* [Given request]:
Omit the pictures, please, and give each record below again exactly.

[start]

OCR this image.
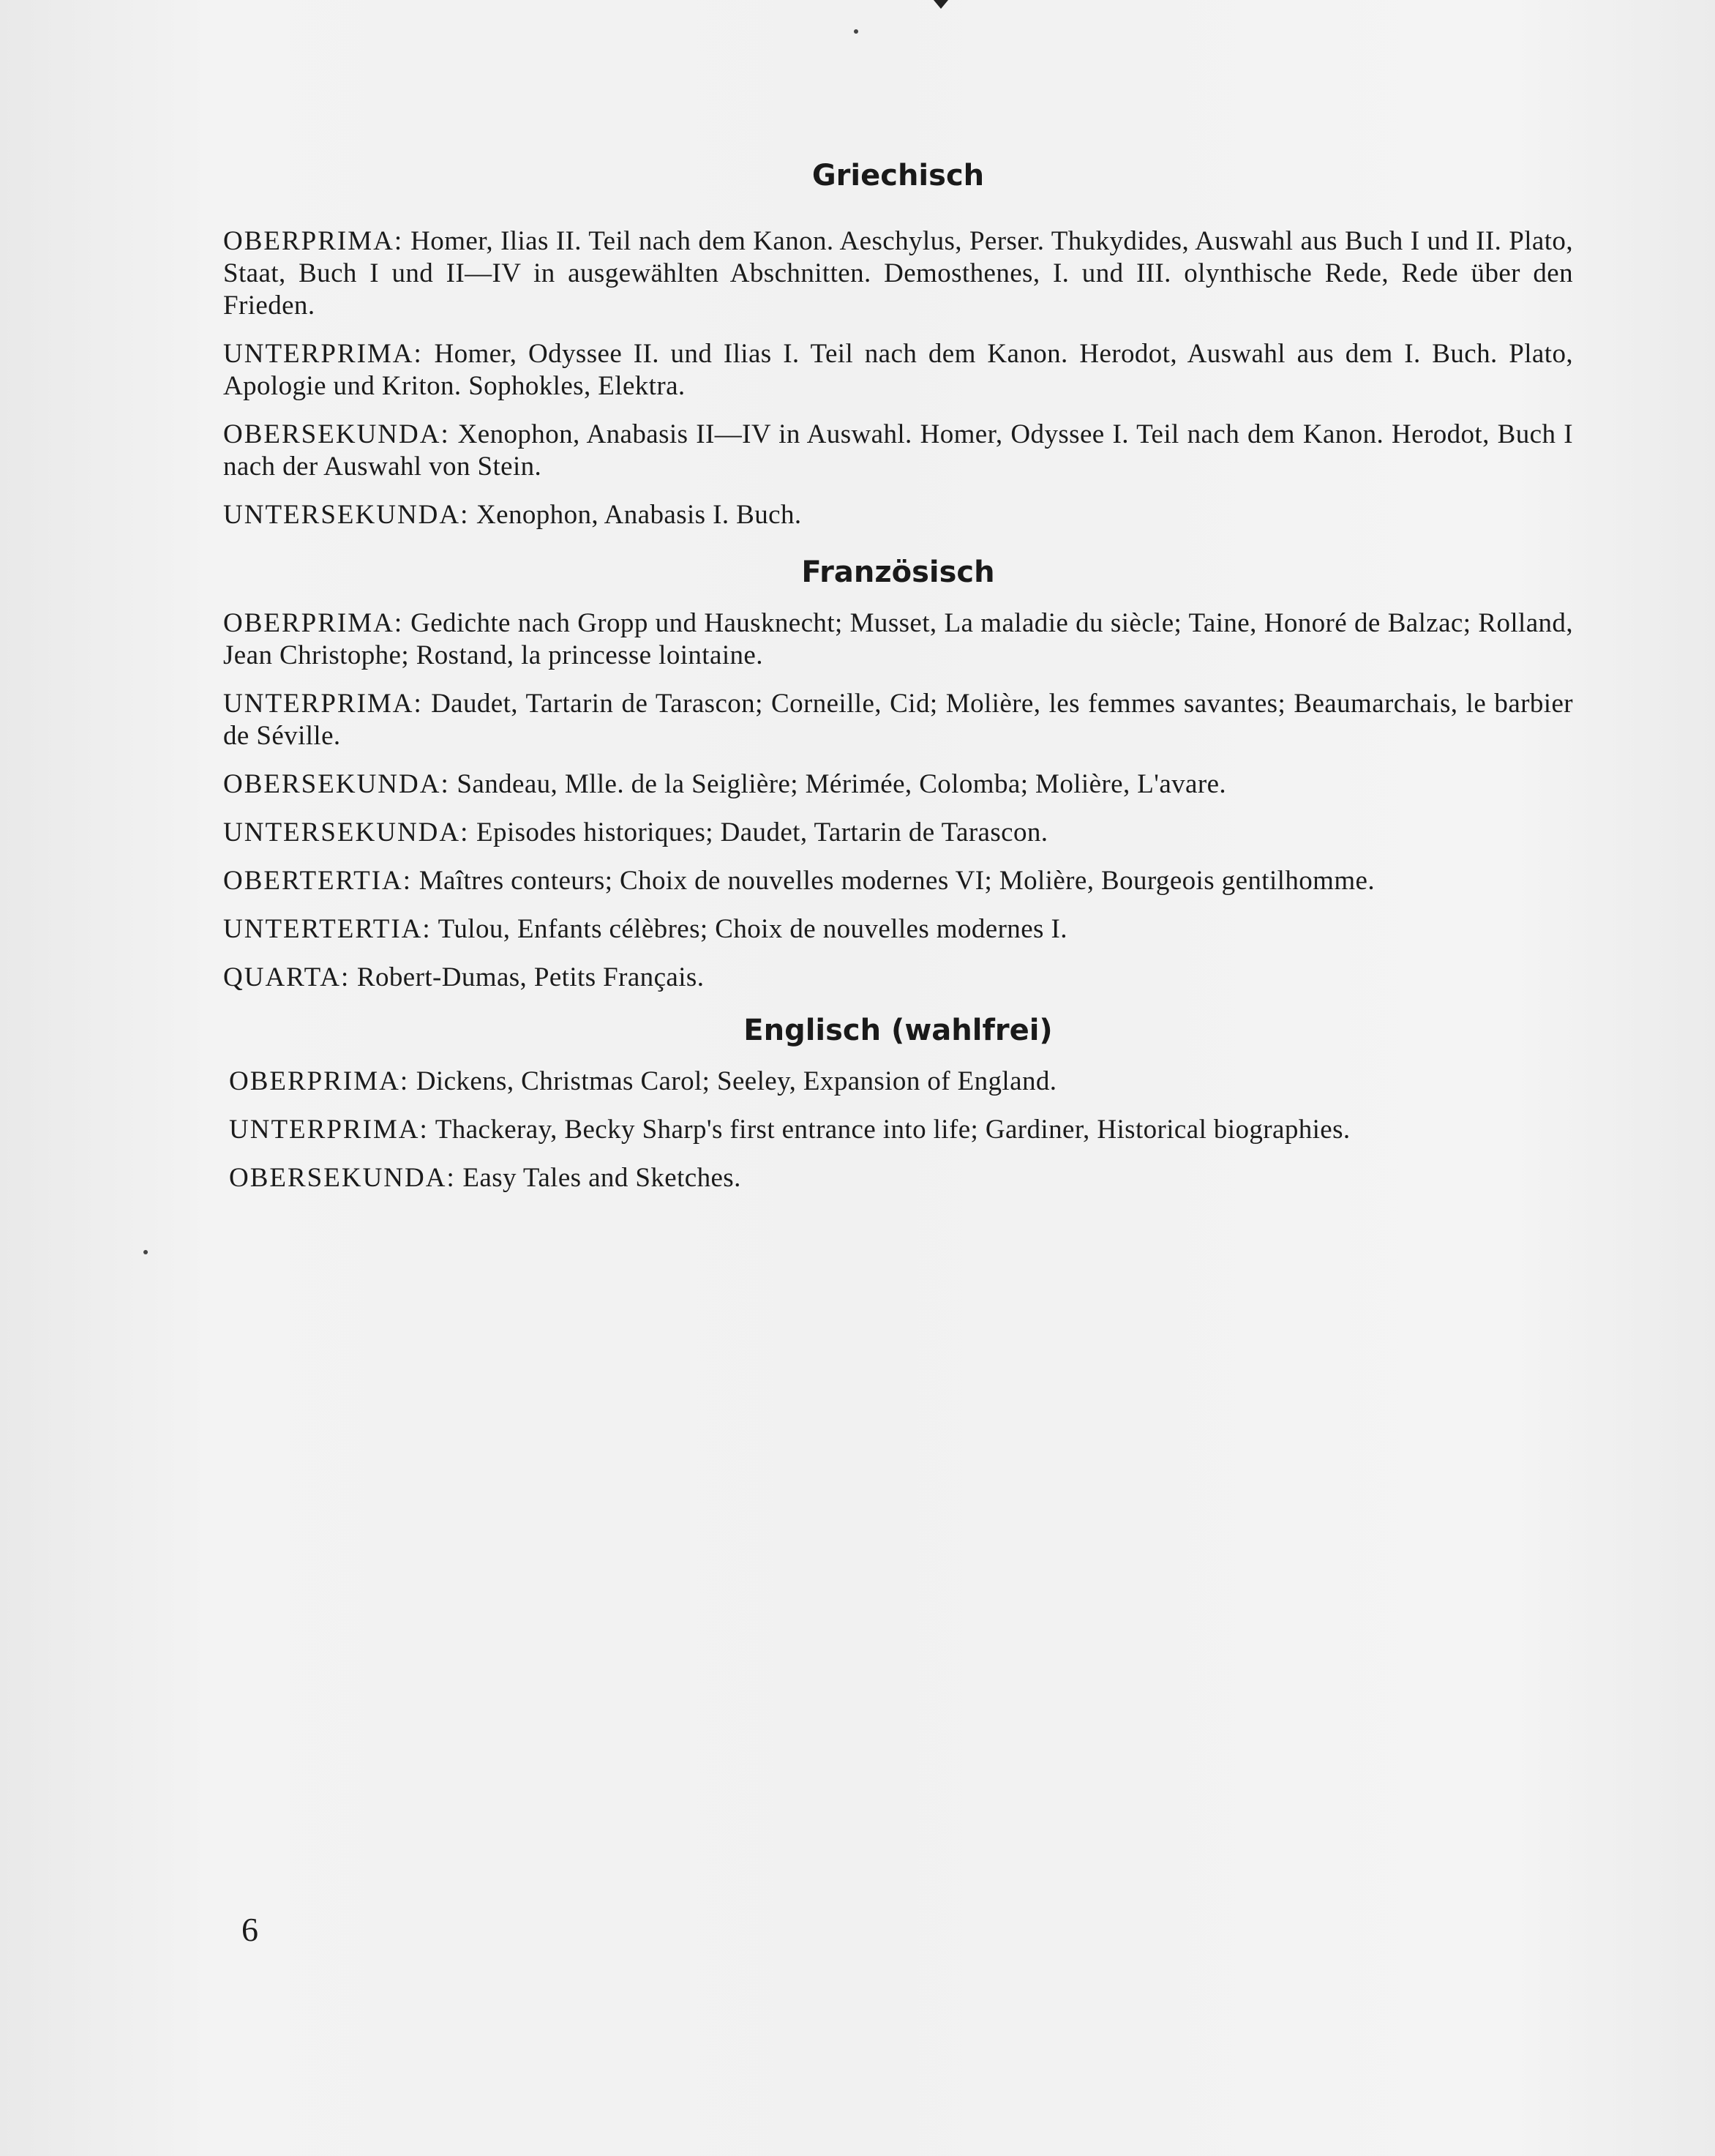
Griechisch

OBERPRIMA: Homer, Ilias II. Teil nach dem Kanon. Aeschylus, Perser. Thukydides, Auswahl aus Buch I und II. Plato, Staat, Buch I und II—IV in ausgewählten Abschnitten. Demosthenes, I. und III. olynthische Rede, Rede über den Frieden.

UNTERPRIMA: Homer, Odyssee II. und Ilias I. Teil nach dem Kanon. Herodot, Auswahl aus dem I. Buch. Plato, Apologie und Kriton. Sophokles, Elektra.

OBERSEKUNDA: Xenophon, Anabasis II—IV in Auswahl. Homer, Odyssee I. Teil nach dem Kanon. Herodot, Buch I nach der Auswahl von Stein.

UNTERSEKUNDA: Xenophon, Anabasis I. Buch.

Französisch

OBERPRIMA: Gedichte nach Gropp und Hausknecht; Musset, La maladie du siècle; Taine, Honoré de Balzac; Rolland, Jean Christophe; Rostand, la princesse lointaine.

UNTERPRIMA: Daudet, Tartarin de Tarascon; Corneille, Cid; Molière, les femmes savantes; Beaumarchais, le barbier de Séville.

OBERSEKUNDA: Sandeau, Mlle. de la Seiglière; Mérimée, Colomba; Molière, L'avare.

UNTERSEKUNDA: Episodes historiques; Daudet, Tartarin de Tarascon.

OBERTERTIA: Maîtres conteurs; Choix de nouvelles modernes VI; Molière, Bourgeois gentilhomme.

UNTERTERTIA: Tulou, Enfants célèbres; Choix de nouvelles modernes I.

QUARTA: Robert-Dumas, Petits Français.

Englisch (wahlfrei)

OBERPRIMA: Dickens, Christmas Carol; Seeley, Expansion of England.

UNTERPRIMA: Thackeray, Becky Sharp's first entrance into life; Gardiner, Historical biographies.

OBERSEKUNDA: Easy Tales and Sketches.

6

[end]

* [Solution for this problem]:
OCR this image.
Griechisch

OBERPRIMA: Homer, Ilias II. Teil nach dem Kanon. Aeschylus, Perser. Thukydides, Auswahl aus Buch I und II. Plato, Staat, Buch I und II—IV in ausgewählten Abschnitten. Demosthenes, I. und III. olynthische Rede, Rede über den Frieden.

UNTERPRIMA: Homer, Odyssee II. und Ilias I. Teil nach dem Kanon. Herodot, Auswahl aus dem I. Buch. Plato, Apologie und Kriton. Sophokles, Elektra.

OBERSEKUNDA: Xenophon, Anabasis II—IV in Auswahl. Homer, Odyssee I. Teil nach dem Kanon. Herodot, Buch I nach der Auswahl von Stein.

UNTERSEKUNDA: Xenophon, Anabasis I. Buch.

Französisch

OBERPRIMA: Gedichte nach Gropp und Hausknecht; Musset, La maladie du siècle; Taine, Honoré de Balzac; Rolland, Jean Christophe; Rostand, la princesse lointaine.

UNTERPRIMA: Daudet, Tartarin de Tarascon; Corneille, Cid; Molière, les femmes savantes; Beaumarchais, le barbier de Séville.

OBERSEKUNDA: Sandeau, Mlle. de la Seiglière; Mérimée, Colomba; Molière, L'avare.

UNTERSEKUNDA: Episodes historiques; Daudet, Tartarin de Tarascon.

OBERTERTIA: Maîtres conteurs; Choix de nouvelles modernes VI; Molière, Bourgeois gentilhomme.

UNTERTERTIA: Tulou, Enfants célèbres; Choix de nouvelles modernes I.

QUARTA: Robert-Dumas, Petits Français.

Englisch (wahlfrei)

OBERPRIMA: Dickens, Christmas Carol; Seeley, Expansion of England.

UNTERPRIMA: Thackeray, Becky Sharp's first entrance into life; Gardiner, Historical biographies.

OBERSEKUNDA: Easy Tales and Sketches.

6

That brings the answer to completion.